Goal >> Print the listing that follows, character for character.

Stored data >>
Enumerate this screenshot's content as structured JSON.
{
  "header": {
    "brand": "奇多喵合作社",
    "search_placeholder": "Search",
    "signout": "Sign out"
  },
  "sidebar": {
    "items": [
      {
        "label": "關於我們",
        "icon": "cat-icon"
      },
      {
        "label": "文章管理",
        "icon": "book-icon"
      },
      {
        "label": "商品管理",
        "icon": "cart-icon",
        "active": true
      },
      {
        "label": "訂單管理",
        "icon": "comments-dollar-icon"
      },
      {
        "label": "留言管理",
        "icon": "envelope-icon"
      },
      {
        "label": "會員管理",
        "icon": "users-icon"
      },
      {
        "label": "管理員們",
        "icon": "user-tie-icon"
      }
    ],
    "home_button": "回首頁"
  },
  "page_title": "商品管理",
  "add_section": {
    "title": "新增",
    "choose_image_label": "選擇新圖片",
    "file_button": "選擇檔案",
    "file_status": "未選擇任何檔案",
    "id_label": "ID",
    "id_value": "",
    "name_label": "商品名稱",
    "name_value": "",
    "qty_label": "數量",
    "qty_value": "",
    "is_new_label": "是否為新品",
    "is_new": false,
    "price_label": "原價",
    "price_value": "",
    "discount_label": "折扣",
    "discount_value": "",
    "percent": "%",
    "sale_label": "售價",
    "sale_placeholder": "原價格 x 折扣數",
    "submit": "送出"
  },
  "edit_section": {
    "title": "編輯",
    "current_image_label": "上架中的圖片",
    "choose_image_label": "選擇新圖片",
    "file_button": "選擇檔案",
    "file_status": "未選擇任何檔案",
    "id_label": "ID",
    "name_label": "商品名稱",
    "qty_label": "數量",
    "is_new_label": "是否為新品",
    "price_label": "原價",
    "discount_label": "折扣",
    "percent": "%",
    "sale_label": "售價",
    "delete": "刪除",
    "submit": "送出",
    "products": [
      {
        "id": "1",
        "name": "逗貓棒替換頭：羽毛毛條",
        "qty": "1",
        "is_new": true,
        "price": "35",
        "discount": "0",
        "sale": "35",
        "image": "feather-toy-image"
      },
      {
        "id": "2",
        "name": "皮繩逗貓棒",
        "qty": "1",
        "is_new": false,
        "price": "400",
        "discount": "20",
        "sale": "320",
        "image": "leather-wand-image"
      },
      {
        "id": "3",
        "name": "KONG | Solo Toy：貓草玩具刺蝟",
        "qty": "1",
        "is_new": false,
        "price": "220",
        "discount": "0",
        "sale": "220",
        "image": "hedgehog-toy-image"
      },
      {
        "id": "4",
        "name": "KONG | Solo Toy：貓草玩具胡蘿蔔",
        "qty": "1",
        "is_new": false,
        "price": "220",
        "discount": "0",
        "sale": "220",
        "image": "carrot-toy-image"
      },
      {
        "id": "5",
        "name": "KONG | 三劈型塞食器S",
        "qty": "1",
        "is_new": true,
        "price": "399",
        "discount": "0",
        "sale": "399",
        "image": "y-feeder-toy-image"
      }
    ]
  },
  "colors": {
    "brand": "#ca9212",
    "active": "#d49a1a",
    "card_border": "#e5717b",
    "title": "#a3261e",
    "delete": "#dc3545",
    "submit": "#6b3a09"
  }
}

The response >>
Enumerate this screenshot's content as structured JSON.
{
  "header": {
    "brand": "奇多喵合作社",
    "search_placeholder": "Search",
    "signout": "Sign out"
  },
  "sidebar": {
    "items": [
      {
        "label": "關於我們",
        "icon": "cat-icon"
      },
      {
        "label": "文章管理",
        "icon": "book-icon"
      },
      {
        "label": "商品管理",
        "icon": "cart-icon",
        "active": true
      },
      {
        "label": "訂單管理",
        "icon": "comments-dollar-icon"
      },
      {
        "label": "留言管理",
        "icon": "envelope-icon"
      },
      {
        "label": "會員管理",
        "icon": "users-icon"
      },
      {
        "label": "管理員們",
        "icon": "user-tie-icon"
      }
    ],
    "home_button": "回首頁"
  },
  "page_title": "商品管理",
  "add_section": {
    "title": "新增",
    "choose_image_label": "選擇新圖片",
    "file_button": "選擇檔案",
    "file_status": "未選擇任何檔案",
    "id_label": "ID",
    "id_value": "",
    "name_label": "商品名稱",
    "name_value": "",
    "qty_label": "數量",
    "qty_value": "",
    "is_new_label": "是否為新品",
    "is_new": false,
    "price_label": "原價",
    "price_value": "",
    "discount_label": "折扣",
    "discount_value": "",
    "percent": "%",
    "sale_label": "售價",
    "sale_placeholder": "原價格 x 折扣數",
    "submit": "送出"
  },
  "edit_section": {
    "title": "編輯",
    "current_image_label": "上架中的圖片",
    "choose_image_label": "選擇新圖片",
    "file_button": "選擇檔案",
    "file_status": "未選擇任何檔案",
    "id_label": "ID",
    "name_label": "商品名稱",
    "qty_label": "數量",
    "is_new_label": "是否為新品",
    "price_label": "原價",
    "discount_label": "折扣",
    "percent": "%",
    "sale_label": "售價",
    "delete": "刪除",
    "submit": "送出",
    "products": [
      {
        "id": "1",
        "name": "逗貓棒替換頭：羽毛毛條",
        "qty": "1",
        "is_new": true,
        "price": "35",
        "discount": "0",
        "sale": "35",
        "image": "feather-toy-image"
      },
      {
        "id": "2",
        "name": "皮繩逗貓棒",
        "qty": "1",
        "is_new": false,
        "price": "400",
        "discount": "20",
        "sale": "320",
        "image": "leather-wand-image"
      },
      {
        "id": "3",
        "name": "KONG | Solo Toy：貓草玩具刺蝟",
        "qty": "1",
        "is_new": false,
        "price": "220",
        "discount": "0",
        "sale": "220",
        "image": "hedgehog-toy-image"
      },
      {
        "id": "4",
        "name": "KONG | Solo Toy：貓草玩具胡蘿蔔",
        "qty": "1",
        "is_new": false,
        "price": "220",
        "discount": "0",
        "sale": "220",
        "image": "carrot-toy-image"
      },
      {
        "id": "5",
        "name": "KONG | 三劈型塞食器S",
        "qty": "1",
        "is_new": true,
        "price": "399",
        "discount": "0",
        "sale": "399",
        "image": "y-feeder-toy-image"
      }
    ]
  },
  "colors": {
    "brand": "#ca9212",
    "active": "#d49a1a",
    "card_border": "#e5717b",
    "title": "#a3261e",
    "delete": "#dc3545",
    "submit": "#6b3a09"
  }
}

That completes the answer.